§ **Texto de leitura**:
****
Adicionalmente, destaco sempre para sócios minoritários e executivos que a aquisição não é o fim da história, mas muito provavelmente o início de um novo capítulo. É comum haver uma certa resistência entre sócios minoritários ou executivos-chave a uma transação dado o receio de que eles percam relevância ou até mesmo venham a ser descontinuados na empresa. Contudo, eu chamo atenção para avaliarem também o copo “meio cheio”. Não é raro observar que funcionários e executivos de uma empresa adquirida cresceram na corporação consolidadora após a transação. 

Pessoalmente eu conheço alguns exemplos de executivos que conseguiram crescer na carreira após passarem por um processo de aquisição. Afinal, é comum que num grupo maior surjam também novos desafios - que podem abrir novas portas. Um belo exemplo é do meu colega Cleiton Masche, hoje CEO da Hiper. Lembro que cheguei a participar de algumas entrevistas dele, quando estava como conselheiro da Hiper e ele entrou como controller. Após a venda para a Linx ele não só continuou na startup mas conseguiu avançar para novas posições. Assim como ele há diversos exemplos semelhantes.

"Processos de M&A carregam uma carga enorme de riscos e incertezas. Com potência semelhante, surgem grandes oportunidades. Esteja preparado." (Cleiton Masche, CEO da Hiper)
****
§ **Enunciado**: Dê continuidade ao texto sobre a carreira de executivos após uma aquisição, partindo do ponto em que ele termina. As linhas apresentadas depois deste texto têm outra origem.

§ **Extratos de dados**:
****
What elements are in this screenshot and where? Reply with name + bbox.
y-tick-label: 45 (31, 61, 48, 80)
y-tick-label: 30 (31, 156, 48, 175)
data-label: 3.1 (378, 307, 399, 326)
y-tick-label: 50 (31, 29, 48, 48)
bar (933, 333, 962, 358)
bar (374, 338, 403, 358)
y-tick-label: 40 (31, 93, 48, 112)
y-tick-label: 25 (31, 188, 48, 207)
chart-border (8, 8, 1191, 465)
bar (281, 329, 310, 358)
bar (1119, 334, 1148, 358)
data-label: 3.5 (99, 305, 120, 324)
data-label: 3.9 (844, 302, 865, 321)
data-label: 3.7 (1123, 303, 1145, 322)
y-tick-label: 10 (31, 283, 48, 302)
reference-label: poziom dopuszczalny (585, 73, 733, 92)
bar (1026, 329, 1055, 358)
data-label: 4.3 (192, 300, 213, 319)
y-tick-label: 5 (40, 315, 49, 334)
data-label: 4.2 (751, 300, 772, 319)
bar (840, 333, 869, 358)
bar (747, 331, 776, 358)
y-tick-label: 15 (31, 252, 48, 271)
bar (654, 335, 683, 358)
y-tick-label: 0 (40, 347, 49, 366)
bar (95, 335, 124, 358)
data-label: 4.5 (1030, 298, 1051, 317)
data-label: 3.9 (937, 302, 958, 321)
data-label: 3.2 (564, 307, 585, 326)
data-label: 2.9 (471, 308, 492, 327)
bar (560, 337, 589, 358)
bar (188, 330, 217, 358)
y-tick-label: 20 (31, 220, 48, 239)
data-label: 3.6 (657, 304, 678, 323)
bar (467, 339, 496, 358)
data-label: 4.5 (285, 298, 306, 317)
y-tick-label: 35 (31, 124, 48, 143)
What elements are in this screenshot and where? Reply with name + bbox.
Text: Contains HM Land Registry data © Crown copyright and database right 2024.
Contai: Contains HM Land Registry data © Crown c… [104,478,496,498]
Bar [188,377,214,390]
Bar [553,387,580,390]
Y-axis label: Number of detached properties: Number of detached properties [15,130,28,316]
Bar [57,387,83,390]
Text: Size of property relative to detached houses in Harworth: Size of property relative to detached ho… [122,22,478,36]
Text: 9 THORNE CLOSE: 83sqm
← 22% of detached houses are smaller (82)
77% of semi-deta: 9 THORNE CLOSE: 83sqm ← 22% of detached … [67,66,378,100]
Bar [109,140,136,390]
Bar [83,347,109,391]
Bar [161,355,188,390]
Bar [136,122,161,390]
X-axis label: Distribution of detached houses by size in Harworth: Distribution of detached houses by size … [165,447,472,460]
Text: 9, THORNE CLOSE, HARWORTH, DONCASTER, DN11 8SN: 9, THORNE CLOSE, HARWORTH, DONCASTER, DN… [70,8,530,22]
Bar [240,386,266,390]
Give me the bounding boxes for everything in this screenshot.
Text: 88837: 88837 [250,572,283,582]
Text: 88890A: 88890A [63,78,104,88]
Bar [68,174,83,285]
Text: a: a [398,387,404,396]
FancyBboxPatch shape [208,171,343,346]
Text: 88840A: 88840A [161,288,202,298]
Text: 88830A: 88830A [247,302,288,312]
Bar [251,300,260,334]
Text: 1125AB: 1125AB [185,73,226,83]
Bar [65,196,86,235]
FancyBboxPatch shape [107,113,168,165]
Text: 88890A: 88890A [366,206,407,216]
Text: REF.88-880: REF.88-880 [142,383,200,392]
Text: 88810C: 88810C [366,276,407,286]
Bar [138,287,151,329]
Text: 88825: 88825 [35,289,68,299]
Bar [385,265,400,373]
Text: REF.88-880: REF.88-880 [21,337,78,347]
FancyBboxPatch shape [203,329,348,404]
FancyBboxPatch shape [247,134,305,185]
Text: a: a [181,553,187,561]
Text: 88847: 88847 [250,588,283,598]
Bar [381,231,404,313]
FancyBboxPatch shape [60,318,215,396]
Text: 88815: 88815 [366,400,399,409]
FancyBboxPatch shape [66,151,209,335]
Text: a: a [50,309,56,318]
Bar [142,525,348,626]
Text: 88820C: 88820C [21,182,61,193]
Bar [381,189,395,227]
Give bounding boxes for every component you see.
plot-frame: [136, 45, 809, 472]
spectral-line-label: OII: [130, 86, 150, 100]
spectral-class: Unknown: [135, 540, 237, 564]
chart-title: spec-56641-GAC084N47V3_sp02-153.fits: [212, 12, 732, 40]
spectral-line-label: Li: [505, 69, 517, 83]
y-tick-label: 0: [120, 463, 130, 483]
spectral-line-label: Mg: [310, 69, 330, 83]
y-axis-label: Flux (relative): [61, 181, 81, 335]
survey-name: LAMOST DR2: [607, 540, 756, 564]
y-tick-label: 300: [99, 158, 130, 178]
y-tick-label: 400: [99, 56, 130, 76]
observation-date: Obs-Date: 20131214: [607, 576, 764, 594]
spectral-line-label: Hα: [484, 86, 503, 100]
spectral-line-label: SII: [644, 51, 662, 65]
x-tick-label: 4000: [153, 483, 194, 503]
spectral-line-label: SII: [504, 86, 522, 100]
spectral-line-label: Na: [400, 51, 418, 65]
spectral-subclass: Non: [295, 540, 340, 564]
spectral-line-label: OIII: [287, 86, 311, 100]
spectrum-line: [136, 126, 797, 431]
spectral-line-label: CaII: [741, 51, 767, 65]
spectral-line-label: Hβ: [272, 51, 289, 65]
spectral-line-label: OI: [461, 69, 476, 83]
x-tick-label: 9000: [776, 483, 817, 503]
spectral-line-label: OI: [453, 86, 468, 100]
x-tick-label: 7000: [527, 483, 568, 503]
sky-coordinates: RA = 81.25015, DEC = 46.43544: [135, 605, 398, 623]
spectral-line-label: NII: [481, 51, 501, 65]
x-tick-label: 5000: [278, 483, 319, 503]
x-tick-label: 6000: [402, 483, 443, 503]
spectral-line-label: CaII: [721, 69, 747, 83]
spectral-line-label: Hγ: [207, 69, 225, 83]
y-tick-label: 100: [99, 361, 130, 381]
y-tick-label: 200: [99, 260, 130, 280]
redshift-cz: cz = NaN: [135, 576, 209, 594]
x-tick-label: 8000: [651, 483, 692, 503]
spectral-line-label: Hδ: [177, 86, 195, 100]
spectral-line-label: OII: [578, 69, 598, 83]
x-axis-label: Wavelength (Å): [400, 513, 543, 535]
****
§ **Resposta final**:
Conclusão

Para empreendedores, o processo de M&A é único. Mesmo para aqueles que têm a sorte de passar por esse processo mais de uma vez, uma experiência não é igual à outra, dado que envolve contextos, valores, compradores e, no final do dia, pessoas diferentes. Já sabemos, por autores de ciência comportamental, que o processo de decisão não é 100% racional e o fator emocional tem um peso forte em nossas decisões. Soma-se a isso o fato de que quando se trata de vender uma companhia para a qual você dedicou anos de sua vida, onde você encontra colegas com quem divide horas de sua semana e até projetos futuros, o componente emocional tende a ser ainda mais relevante.

É nesse contexto que uma boa preparação para o processo faz diferença, pois há muitos detalhes que podem passar despercebidos. Como discutimos aqui, o impacto do processo de M&A sobre colegas, colaboradores e pessoas-chave não deve ser menosprezado. Comunicação clara com equipe e cuidado com cultura organizacional são elementos fundamentais para evitar que os impactos emocionais negativos comprometam a integração das empresas. Ao adotar uma abordagem proativa e centrada nas pessoas, empreendedores podem transformar um momento de grande incerteza em uma oportunidade de crescimento e sucesso sustentável.

Afinal, M&A não é somente sobre valuation, sinergias e contratos. É também, e talvez principalmente, sobre gente!